Dataset excerpt

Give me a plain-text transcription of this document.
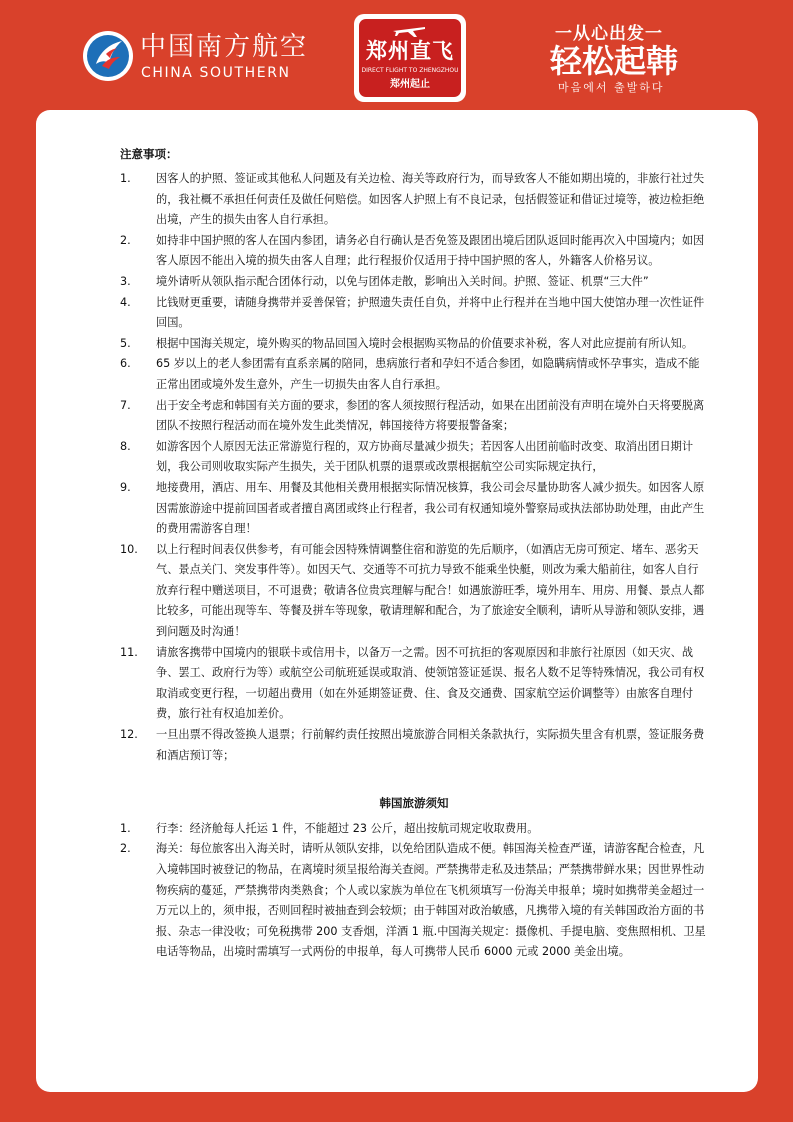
中国南方航空
CHINA SOUTHERN
郑州直飞
DIRECT FLIGHT TO ZHENGZHOU
郑州起止
一从心出发一
轻松起韩
마음에서 출발하다
注意事项：
1. 因客人的护照、签证或其他私人问题及有关边检、海关等政府行为，而导致客人不能如期出境的，非旅行社过失的，我社概不承担任何责任及做任何赔偿。如因客人护照上有不良记录，包括假签证和借证过境等，被边检拒绝出境，产生的损失由客人自行承担。
2. 如持非中国护照的客人在国内参团，请务必自行确认是否免签及跟团出境后团队返回时能再次入中国境内；如因客人原因不能出入境的损失由客人自理；此行程报价仅适用于持中国护照的客人，外籍客人价格另议。
3. 境外请听从领队指示配合团体行动，以免与团体走散，影响出入关时间。护照、签证、机票“三大件”
4. 比钱财更重要，请随身携带并妥善保管；护照遗失责任自负，并将中止行程并在当地中国大使馆办理一次性证件回国。
5. 根据中国海关规定，境外购买的物品回国入境时会根据购买物品的价值要求补税，客人对此应提前有所认知。
6. 65 岁以上的老人参团需有直系亲属的陪同，患病旅行者和孕妇不适合参团，如隐瞒病情或怀孕事实，造成不能正常出团或境外发生意外，产生一切损失由客人自行承担。
7. 出于安全考虑和韩国有关方面的要求，参团的客人须按照行程活动，如果在出团前没有声明在境外白天将要脱离团队不按照行程活动而在境外发生此类情况，韩国接待方将要报警备案；
8. 如游客因个人原因无法正常游览行程的，双方协商尽量减少损失；若因客人出团前临时改变、取消出团日期计划，我公司则收取实际产生损失，关于团队机票的退票或改票根据航空公司实际规定执行，
9. 地接费用，酒店、用车、用餐及其他相关费用根据实际情况核算，我公司会尽量协助客人减少损失。如因客人原因需旅游途中提前回国者或者擅自离团或终止行程者，我公司有权通知境外警察局或执法部协助处理，由此产生的费用需游客自理！
10. 以上行程时间表仅供参考，有可能会因特殊情调整住宿和游览的先后顺序，（如酒店无房可预定、堵车、恶劣天气、景点关门、突发事件等）。如因天气、交通等不可抗力导致不能乘坐快艇，则改为乘大船前往，如客人自行放弃行程中赠送项目，不可退费；敬请各位贵宾理解与配合！如遇旅游旺季，境外用车、用房、用餐、景点人都比较多，可能出现等车、等餐及拼车等现象，敬请理解和配合，为了旅途安全顺利，请听从导游和领队安排，遇到问题及时沟通！
11. 请旅客携带中国境内的银联卡或信用卡，以备万一之需。因不可抗拒的客观原因和非旅行社原因（如天灾、战争、罢工、政府行为等）或航空公司航班延误或取消、使领馆签证延误、报名人数不足等特殊情况，我公司有权取消或变更行程，一切超出费用（如在外延期签证费、住、食及交通费、国家航空运价调整等）由旅客自理付费，旅行社有权追加差价。
12. 一旦出票不得改签换人退票；行前解约责任按照出境旅游合同相关条款执行，实际损失里含有机票，签证服务费和酒店预订等；
韩国旅游须知
1. 行李：经济舱每人托运 1 件，不能超过 23 公斤，超出按航司规定收取费用。
2. 海关：每位旅客出入海关时，请听从领队安排，以免给团队造成不便。韩国海关检查严谨，请游客配合检查，凡入境韩国时被登记的物品，在离境时须呈报给海关查阅。严禁携带走私及违禁品；严禁携带鲜水果；因世界性动物疾病的蔓延，严禁携带肉类熟食；个人或以家族为单位在飞机须填写一份海关申报单；境时如携带美金超过一万元以上的，须申报，否则回程时被抽查到会较烦；由于韩国对政治敏感，凡携带入境的有关韩国政治方面的书报、杂志一律没收；可免税携带 200 支香烟，洋酒 1 瓶.中国海关规定：摄像机、手提电脑、变焦照相机、卫星电话等物品，出境时需填写一式两份的申报单，每人可携带人民币 6000 元或 2000 美金出境。
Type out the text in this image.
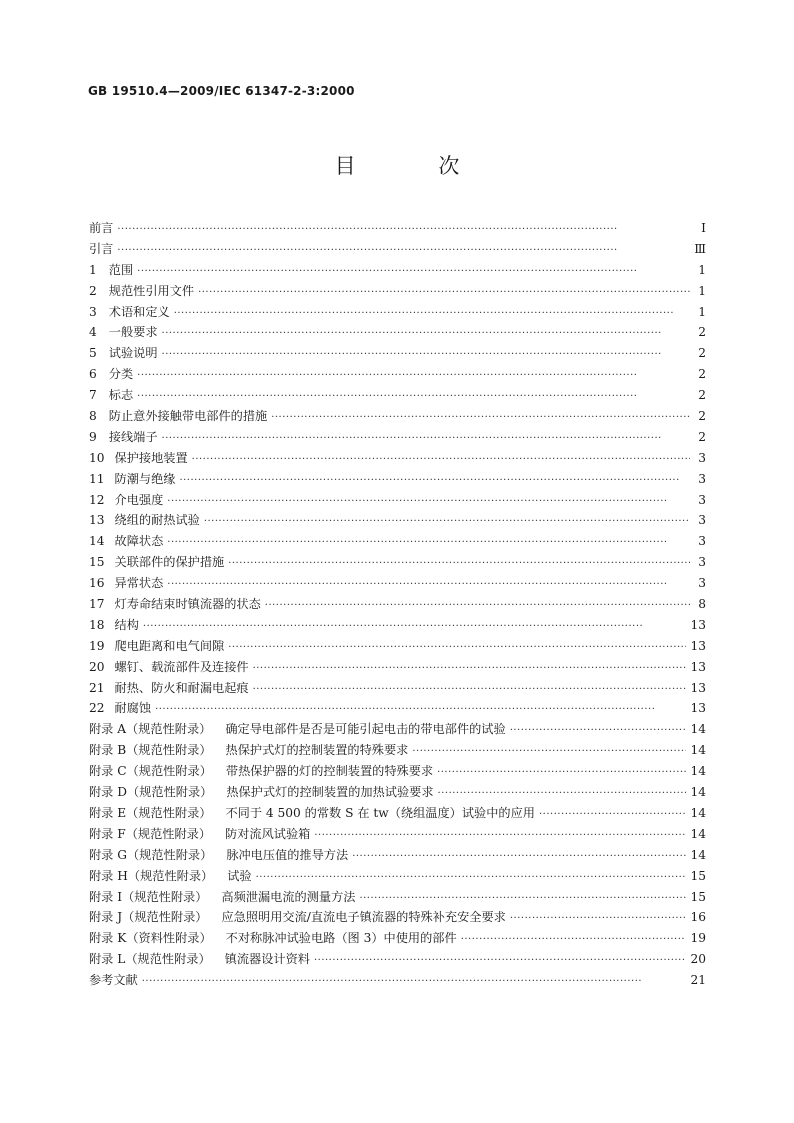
GB 19510.4—2009/IEC 61347-2-3:2000
目 次
前言 ·····	Ⅰ
引言 ·····	Ⅲ
1 范围 ·····	1
2 规范性引用文件 ·····	1
3 术语和定义 ·····	1
4 一般要求 ·····	2
5 试验说明 ·····	2
6 分类 ·····	2
7 标志 ·····	2
8 防止意外接触带电部件的措施 ·····	2
9 接线端子 ·····	2
10 保护接地装置 ·····	3
11 防潮与绝缘 ·····	3
12 介电强度 ·····	3
13 绕组的耐热试验 ·····	3
14 故障状态 ·····	3
15 关联部件的保护措施 ·····	3
16 异常状态 ·····	3
17 灯寿命结束时镇流器的状态 ·····	8
18 结构 ·····	13
19 爬电距离和电气间隙 ·····	13
20 螺钉、载流部件及连接件 ·····	13
21 耐热、防火和耐漏电起痕 ·····	13
22 耐腐蚀 ·····	13
附录 A（规范性附录） 确定导电部件是否是可能引起电击的带电部件的试验 ·····	14
附录 B（规范性附录） 热保护式灯的控制装置的特殊要求 ·····	14
附录 C（规范性附录） 带热保护器的灯的控制装置的特殊要求 ·····	14
附录 D（规范性附录） 热保护式灯的控制装置的加热试验要求 ·····	14
附录 E（规范性附录） 不同于 4 500 的常数 S 在 tw（绕组温度）试验中的应用 ·····	14
附录 F（规范性附录） 防对流风试验箱 ·····	14
附录 G（规范性附录） 脉冲电压值的推导方法 ·····	14
附录 H（规范性附录） 试验 ·····	15
附录 I（规范性附录） 高频泄漏电流的测量方法 ·····	15
附录 J（规范性附录） 应急照明用交流/直流电子镇流器的特殊补充安全要求 ·····	16
附录 K（资料性附录） 不对称脉冲试验电路（图 3）中使用的部件 ·····	19
附录 L（规范性附录） 镇流器设计资料 ·····	20
参考文献 ·····	21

> Your goal
From the material above, copy everything exactly but the pictures.

> Exercise solution
Give me a plain-text transcription of this document.
中国南方航空
CHINA SOUTHERN
郑州直飞
DIRECT FLIGHT TO ZHENGZHOU
郑州起止
一从心出发一
轻松起韩
마음에서 출발하다
注意事项：
1. 因客人的护照、签证或其他私人问题及有关边检、海关等政府行为，而导致客人不能如期出境的，非旅行社过失的，我社概不承担任何责任及做任何赔偿。如因客人护照上有不良记录，包括假签证和借证过境等，被边检拒绝出境，产生的损失由客人自行承担。
2. 如持非中国护照的客人在国内参团，请务必自行确认是否免签及跟团出境后团队返回时能再次入中国境内；如因客人原因不能出入境的损失由客人自理；此行程报价仅适用于持中国护照的客人，外籍客人价格另议。
3. 境外请听从领队指示配合团体行动，以免与团体走散，影响出入关时间。护照、签证、机票“三大件”
4. 比钱财更重要，请随身携带并妥善保管；护照遗失责任自负，并将中止行程并在当地中国大使馆办理一次性证件回国。
5. 根据中国海关规定，境外购买的物品回国入境时会根据购买物品的价值要求补税，客人对此应提前有所认知。
6. 65 岁以上的老人参团需有直系亲属的陪同，患病旅行者和孕妇不适合参团，如隐瞒病情或怀孕事实，造成不能正常出团或境外发生意外，产生一切损失由客人自行承担。
7. 出于安全考虑和韩国有关方面的要求，参团的客人须按照行程活动，如果在出团前没有声明在境外白天将要脱离团队不按照行程活动而在境外发生此类情况，韩国接待方将要报警备案；
8. 如游客因个人原因无法正常游览行程的，双方协商尽量减少损失；若因客人出团前临时改变、取消出团日期计划，我公司则收取实际产生损失，关于团队机票的退票或改票根据航空公司实际规定执行，
9. 地接费用，酒店、用车、用餐及其他相关费用根据实际情况核算，我公司会尽量协助客人减少损失。如因客人原因需旅游途中提前回国者或者擅自离团或终止行程者，我公司有权通知境外警察局或执法部协助处理，由此产生的费用需游客自理！
10. 以上行程时间表仅供参考，有可能会因特殊情调整住宿和游览的先后顺序，（如酒店无房可预定、堵车、恶劣天气、景点关门、突发事件等）。如因天气、交通等不可抗力导致不能乘坐快艇，则改为乘大船前往，如客人自行放弃行程中赠送项目，不可退费；敬请各位贵宾理解与配合！如遇旅游旺季，境外用车、用房、用餐、景点人都比较多，可能出现等车、等餐及拼车等现象，敬请理解和配合，为了旅途安全顺利，请听从导游和领队安排，遇到问题及时沟通！
11. 请旅客携带中国境内的银联卡或信用卡，以备万一之需。因不可抗拒的客观原因和非旅行社原因（如天灾、战争、罢工、政府行为等）或航空公司航班延误或取消、使领馆签证延误、报名人数不足等特殊情况，我公司有权取消或变更行程，一切超出费用（如在外延期签证费、住、食及交通费、国家航空运价调整等）由旅客自理付费，旅行社有权追加差价。
12. 一旦出票不得改签换人退票；行前解约责任按照出境旅游合同相关条款执行，实际损失里含有机票，签证服务费和酒店预订等；
韩国旅游须知
1. 行李：经济舱每人托运 1 件，不能超过 23 公斤，超出按航司规定收取费用。
2. 海关：每位旅客出入海关时，请听从领队安排，以免给团队造成不便。韩国海关检查严谨，请游客配合检查，凡入境韩国时被登记的物品，在离境时须呈报给海关查阅。严禁携带走私及违禁品；严禁携带鲜水果；因世界性动物疾病的蔓延，严禁携带肉类熟食；个人或以家族为单位在飞机须填写一份海关申报单；境时如携带美金超过一万元以上的，须申报，否则回程时被抽查到会较烦；由于韩国对政治敏感，凡携带入境的有关韩国政治方面的书报、杂志一律没收；可免税携带 200 支香烟，洋酒 1 瓶.中国海关规定：摄像机、手提电脑、变焦照相机、卫星电话等物品，出境时需填写一式两份的申报单，每人可携带人民币 6000 元或 2000 美金出境。
Type out the text in this image.
GB 19510.4—2009/IEC 61347-2-3:2000
目 次
前言 ·····	Ⅰ
引言 ·····	Ⅲ
1 范围 ·····	1
2 规范性引用文件 ·····	1
3 术语和定义 ·····	1
4 一般要求 ·····	2
5 试验说明 ·····	2
6 分类 ·····	2
7 标志 ·····	2
8 防止意外接触带电部件的措施 ·····	2
9 接线端子 ·····	2
10 保护接地装置 ·····	3
11 防潮与绝缘 ·····	3
12 介电强度 ·····	3
13 绕组的耐热试验 ·····	3
14 故障状态 ·····	3
15 关联部件的保护措施 ·····	3
16 异常状态 ·····	3
17 灯寿命结束时镇流器的状态 ·····	8
18 结构 ·····	13
19 爬电距离和电气间隙 ·····	13
20 螺钉、载流部件及连接件 ·····	13
21 耐热、防火和耐漏电起痕 ·····	13
22 耐腐蚀 ·····	13
附录 A（规范性附录） 确定导电部件是否是可能引起电击的带电部件的试验 ·····	14
附录 B（规范性附录） 热保护式灯的控制装置的特殊要求 ·····	14
附录 C（规范性附录） 带热保护器的灯的控制装置的特殊要求 ·····	14
附录 D（规范性附录） 热保护式灯的控制装置的加热试验要求 ·····	14
附录 E（规范性附录） 不同于 4 500 的常数 S 在 tw（绕组温度）试验中的应用 ·····	14
附录 F（规范性附录） 防对流风试验箱 ·····	14
附录 G（规范性附录） 脉冲电压值的推导方法 ·····	14
附录 H（规范性附录） 试验 ·····	15
附录 I（规范性附录） 高频泄漏电流的测量方法 ·····	15
附录 J（规范性附录） 应急照明用交流/直流电子镇流器的特殊补充安全要求 ·····	16
附录 K（资料性附录） 不对称脉冲试验电路（图 3）中使用的部件 ·····	19
附录 L（规范性附录） 镇流器设计资料 ·····	20
参考文献 ·····	21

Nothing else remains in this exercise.